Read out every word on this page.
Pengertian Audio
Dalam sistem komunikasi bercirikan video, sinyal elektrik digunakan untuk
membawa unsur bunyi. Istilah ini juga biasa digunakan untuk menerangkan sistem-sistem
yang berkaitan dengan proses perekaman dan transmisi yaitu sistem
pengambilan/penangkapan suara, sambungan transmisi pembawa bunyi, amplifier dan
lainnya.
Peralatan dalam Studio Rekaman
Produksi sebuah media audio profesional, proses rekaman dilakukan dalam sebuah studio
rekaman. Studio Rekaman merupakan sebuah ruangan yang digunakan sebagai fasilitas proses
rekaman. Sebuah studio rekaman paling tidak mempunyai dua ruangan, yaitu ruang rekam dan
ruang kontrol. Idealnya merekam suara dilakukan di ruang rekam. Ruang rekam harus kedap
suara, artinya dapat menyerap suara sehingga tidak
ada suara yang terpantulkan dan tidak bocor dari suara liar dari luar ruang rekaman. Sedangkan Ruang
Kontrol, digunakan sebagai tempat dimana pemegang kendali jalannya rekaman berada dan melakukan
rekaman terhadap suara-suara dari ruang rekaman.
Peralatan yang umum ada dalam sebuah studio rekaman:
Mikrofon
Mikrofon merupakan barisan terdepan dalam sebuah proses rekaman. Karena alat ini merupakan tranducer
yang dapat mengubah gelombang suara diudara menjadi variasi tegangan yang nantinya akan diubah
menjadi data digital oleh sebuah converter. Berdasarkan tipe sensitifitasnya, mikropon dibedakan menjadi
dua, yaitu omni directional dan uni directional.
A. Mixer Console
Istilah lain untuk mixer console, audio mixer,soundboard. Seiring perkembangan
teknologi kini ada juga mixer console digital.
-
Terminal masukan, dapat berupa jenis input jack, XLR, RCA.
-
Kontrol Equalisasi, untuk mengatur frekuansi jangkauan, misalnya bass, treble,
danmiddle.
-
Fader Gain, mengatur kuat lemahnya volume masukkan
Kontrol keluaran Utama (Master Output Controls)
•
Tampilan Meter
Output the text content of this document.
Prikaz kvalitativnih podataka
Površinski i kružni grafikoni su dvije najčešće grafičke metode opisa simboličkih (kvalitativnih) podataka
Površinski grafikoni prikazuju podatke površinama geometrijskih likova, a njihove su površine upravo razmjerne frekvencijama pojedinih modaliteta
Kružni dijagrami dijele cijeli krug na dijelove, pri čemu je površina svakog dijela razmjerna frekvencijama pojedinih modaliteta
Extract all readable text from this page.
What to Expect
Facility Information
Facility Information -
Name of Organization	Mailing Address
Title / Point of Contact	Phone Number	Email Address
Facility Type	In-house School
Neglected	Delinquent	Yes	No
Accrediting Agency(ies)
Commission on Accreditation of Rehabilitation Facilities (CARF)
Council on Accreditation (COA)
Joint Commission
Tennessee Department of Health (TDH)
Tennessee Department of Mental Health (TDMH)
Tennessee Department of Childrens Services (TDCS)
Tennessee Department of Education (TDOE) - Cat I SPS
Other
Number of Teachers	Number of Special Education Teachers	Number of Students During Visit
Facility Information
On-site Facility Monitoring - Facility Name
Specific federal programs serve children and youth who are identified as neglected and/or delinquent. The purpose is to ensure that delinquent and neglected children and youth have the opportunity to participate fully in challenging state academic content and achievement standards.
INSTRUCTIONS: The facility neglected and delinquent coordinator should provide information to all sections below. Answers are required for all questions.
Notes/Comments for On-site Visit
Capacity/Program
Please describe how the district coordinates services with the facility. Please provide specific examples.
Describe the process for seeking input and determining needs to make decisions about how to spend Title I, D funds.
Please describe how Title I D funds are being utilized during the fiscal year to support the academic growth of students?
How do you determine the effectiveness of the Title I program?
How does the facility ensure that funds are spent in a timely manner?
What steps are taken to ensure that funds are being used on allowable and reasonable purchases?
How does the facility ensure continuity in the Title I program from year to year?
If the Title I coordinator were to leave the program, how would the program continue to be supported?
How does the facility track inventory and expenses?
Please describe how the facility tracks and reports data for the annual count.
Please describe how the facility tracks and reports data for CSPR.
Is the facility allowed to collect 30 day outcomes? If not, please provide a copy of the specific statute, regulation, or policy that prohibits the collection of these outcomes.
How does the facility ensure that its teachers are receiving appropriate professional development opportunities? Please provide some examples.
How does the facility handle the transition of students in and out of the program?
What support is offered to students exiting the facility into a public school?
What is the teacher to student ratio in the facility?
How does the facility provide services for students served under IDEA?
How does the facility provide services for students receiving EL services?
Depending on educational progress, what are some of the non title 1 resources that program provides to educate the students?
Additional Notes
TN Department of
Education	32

════════════════

Output a single number: how many lines contain the word "from".

2